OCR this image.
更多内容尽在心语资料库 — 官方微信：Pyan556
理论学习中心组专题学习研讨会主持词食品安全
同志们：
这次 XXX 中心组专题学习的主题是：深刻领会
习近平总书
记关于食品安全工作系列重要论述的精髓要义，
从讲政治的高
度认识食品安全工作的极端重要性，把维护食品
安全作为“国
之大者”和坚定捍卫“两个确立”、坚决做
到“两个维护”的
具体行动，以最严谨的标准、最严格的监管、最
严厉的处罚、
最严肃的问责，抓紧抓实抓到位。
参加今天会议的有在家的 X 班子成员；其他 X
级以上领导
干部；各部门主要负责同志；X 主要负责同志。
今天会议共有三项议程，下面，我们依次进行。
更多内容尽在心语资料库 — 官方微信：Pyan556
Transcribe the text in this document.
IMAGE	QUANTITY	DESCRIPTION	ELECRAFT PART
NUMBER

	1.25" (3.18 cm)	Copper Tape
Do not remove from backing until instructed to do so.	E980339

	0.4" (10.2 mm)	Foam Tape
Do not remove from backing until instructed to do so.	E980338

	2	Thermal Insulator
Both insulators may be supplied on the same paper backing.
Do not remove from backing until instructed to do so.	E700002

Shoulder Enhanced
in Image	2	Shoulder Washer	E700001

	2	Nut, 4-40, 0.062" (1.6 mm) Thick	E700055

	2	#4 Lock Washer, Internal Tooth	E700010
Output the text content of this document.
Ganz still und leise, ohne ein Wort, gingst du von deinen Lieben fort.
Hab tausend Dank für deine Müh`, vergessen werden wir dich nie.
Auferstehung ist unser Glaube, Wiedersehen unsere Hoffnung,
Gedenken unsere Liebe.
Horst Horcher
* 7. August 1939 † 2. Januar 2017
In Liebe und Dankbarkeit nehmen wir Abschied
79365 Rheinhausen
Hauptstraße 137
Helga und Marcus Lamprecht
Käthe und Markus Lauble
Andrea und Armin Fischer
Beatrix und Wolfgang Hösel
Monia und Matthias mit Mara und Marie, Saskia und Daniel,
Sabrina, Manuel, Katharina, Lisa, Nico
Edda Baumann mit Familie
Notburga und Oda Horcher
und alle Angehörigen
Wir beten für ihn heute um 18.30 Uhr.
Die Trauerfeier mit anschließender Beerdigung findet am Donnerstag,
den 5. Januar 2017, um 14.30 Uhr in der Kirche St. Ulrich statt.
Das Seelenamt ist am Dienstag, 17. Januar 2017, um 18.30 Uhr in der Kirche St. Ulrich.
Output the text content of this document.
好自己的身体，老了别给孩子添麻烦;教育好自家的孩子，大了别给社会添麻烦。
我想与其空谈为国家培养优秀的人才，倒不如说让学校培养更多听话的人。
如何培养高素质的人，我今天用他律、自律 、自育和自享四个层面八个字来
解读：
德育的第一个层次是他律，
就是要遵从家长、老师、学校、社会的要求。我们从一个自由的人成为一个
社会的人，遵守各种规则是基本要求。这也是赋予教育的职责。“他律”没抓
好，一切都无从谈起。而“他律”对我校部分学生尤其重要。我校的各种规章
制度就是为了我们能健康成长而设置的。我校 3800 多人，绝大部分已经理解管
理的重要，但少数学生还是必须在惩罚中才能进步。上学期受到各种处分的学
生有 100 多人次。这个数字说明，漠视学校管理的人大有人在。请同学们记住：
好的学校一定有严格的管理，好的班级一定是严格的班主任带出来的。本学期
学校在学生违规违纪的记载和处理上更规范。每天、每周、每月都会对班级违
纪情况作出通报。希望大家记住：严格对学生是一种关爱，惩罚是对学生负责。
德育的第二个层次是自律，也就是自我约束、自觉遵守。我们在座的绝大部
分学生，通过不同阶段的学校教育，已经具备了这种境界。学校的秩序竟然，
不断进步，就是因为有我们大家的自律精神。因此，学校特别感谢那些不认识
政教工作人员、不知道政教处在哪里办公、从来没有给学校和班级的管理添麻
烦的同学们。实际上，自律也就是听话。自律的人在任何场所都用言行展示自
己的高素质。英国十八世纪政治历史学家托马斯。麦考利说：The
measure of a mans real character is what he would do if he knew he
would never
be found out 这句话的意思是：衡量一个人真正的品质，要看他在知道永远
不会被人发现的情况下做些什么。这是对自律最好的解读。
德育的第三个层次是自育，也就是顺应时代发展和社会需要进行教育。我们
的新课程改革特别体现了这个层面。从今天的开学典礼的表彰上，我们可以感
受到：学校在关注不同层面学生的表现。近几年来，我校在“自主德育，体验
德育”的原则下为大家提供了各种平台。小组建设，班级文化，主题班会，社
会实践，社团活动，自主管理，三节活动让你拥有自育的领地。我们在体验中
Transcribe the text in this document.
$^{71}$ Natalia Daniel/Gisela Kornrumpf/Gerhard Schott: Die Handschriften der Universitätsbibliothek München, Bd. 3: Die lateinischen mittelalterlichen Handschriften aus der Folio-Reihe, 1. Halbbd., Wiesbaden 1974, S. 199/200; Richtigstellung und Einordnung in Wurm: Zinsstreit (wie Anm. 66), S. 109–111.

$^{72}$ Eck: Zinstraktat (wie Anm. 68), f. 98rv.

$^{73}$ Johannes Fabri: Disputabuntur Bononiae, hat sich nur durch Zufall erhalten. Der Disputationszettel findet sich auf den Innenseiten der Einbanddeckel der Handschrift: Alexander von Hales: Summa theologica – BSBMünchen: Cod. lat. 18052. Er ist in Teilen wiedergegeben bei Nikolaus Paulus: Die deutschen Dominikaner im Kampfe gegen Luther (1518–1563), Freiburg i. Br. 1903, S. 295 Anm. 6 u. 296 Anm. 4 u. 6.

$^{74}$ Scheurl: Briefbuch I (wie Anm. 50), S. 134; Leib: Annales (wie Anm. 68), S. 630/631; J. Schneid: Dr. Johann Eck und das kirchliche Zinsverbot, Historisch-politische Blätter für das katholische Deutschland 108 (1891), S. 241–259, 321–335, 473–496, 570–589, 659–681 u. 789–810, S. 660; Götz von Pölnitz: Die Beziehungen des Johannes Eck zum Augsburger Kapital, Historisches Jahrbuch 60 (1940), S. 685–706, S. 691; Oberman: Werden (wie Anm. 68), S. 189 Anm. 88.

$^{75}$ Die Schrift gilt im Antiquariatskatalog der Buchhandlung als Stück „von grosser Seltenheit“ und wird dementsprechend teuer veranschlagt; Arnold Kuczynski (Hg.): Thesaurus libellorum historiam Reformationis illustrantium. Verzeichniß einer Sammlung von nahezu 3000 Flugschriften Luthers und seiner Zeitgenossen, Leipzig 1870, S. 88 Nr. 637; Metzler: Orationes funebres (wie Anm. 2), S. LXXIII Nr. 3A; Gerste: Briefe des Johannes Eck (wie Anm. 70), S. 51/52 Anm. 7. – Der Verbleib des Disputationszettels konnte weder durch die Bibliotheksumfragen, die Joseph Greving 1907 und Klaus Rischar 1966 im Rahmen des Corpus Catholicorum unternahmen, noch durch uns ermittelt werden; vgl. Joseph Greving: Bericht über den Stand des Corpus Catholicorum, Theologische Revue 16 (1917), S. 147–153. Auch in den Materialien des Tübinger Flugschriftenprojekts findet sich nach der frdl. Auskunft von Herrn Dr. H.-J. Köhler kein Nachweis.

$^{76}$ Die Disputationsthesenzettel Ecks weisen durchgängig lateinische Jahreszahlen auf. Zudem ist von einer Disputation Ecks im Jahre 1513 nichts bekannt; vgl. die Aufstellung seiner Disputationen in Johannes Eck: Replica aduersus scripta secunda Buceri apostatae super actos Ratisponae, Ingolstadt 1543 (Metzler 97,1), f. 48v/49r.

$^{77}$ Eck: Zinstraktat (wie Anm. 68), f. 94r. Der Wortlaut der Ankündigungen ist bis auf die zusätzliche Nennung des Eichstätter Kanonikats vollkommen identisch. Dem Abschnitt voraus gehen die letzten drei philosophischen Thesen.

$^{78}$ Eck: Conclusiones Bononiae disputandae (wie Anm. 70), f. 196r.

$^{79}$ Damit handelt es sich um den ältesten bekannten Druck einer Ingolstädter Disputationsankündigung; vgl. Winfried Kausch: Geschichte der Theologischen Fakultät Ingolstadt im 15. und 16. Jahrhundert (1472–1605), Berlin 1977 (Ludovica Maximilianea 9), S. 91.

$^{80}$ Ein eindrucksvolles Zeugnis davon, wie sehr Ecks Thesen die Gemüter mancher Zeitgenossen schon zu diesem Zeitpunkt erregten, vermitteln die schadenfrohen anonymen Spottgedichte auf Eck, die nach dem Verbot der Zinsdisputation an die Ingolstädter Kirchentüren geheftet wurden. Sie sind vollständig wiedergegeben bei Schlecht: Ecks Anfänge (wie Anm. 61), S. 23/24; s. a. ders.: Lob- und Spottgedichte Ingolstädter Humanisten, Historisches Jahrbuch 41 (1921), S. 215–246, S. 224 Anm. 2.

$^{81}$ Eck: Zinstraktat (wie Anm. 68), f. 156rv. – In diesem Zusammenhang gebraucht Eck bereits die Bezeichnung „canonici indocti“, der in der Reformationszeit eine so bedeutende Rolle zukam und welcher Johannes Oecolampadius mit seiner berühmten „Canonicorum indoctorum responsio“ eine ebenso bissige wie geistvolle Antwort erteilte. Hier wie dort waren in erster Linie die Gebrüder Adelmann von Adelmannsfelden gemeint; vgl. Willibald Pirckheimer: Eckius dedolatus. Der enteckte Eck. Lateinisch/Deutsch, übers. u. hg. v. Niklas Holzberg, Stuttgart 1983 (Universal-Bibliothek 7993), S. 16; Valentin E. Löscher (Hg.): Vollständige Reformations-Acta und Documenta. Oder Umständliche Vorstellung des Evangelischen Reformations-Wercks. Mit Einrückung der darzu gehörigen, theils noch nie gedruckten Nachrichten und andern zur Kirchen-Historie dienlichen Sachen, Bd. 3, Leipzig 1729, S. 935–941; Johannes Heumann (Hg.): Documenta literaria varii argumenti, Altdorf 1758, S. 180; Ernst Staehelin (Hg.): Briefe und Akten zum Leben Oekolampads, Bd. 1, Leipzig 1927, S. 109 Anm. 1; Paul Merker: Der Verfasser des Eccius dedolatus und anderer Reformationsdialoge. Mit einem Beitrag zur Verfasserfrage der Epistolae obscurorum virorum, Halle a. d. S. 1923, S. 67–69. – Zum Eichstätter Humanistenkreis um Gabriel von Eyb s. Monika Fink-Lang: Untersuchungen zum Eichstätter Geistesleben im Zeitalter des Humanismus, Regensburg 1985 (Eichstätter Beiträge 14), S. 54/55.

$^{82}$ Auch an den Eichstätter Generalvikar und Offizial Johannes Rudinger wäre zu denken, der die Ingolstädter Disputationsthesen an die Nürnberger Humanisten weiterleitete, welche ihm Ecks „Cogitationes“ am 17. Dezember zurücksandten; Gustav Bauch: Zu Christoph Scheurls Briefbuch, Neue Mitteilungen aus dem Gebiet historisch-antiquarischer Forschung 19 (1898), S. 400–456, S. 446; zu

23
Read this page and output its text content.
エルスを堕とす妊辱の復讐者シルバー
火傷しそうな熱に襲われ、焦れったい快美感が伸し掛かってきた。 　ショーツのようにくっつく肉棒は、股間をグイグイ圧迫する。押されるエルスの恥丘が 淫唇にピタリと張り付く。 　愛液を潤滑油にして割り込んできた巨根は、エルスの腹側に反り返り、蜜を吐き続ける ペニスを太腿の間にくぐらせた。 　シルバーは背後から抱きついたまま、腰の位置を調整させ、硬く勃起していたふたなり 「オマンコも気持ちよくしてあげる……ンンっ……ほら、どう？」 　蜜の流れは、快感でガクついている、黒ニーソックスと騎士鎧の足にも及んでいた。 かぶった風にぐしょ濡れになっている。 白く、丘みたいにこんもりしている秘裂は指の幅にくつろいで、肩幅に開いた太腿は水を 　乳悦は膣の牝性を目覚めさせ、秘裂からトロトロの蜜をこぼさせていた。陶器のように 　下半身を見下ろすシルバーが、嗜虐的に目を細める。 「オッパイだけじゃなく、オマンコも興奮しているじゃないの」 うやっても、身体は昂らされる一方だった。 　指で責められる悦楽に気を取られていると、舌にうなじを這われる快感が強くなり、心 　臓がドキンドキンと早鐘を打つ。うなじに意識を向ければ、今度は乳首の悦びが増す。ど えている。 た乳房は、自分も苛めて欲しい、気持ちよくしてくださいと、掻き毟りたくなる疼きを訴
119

------------------------------------------------------------------------

■ Directions
Search the listing for the word "Tape" and return each line that holds it.

■ Output of the exercise
	1.25" (3.18 cm)	Copper Tape
	0.4" (10.2 mm)	Foam Tape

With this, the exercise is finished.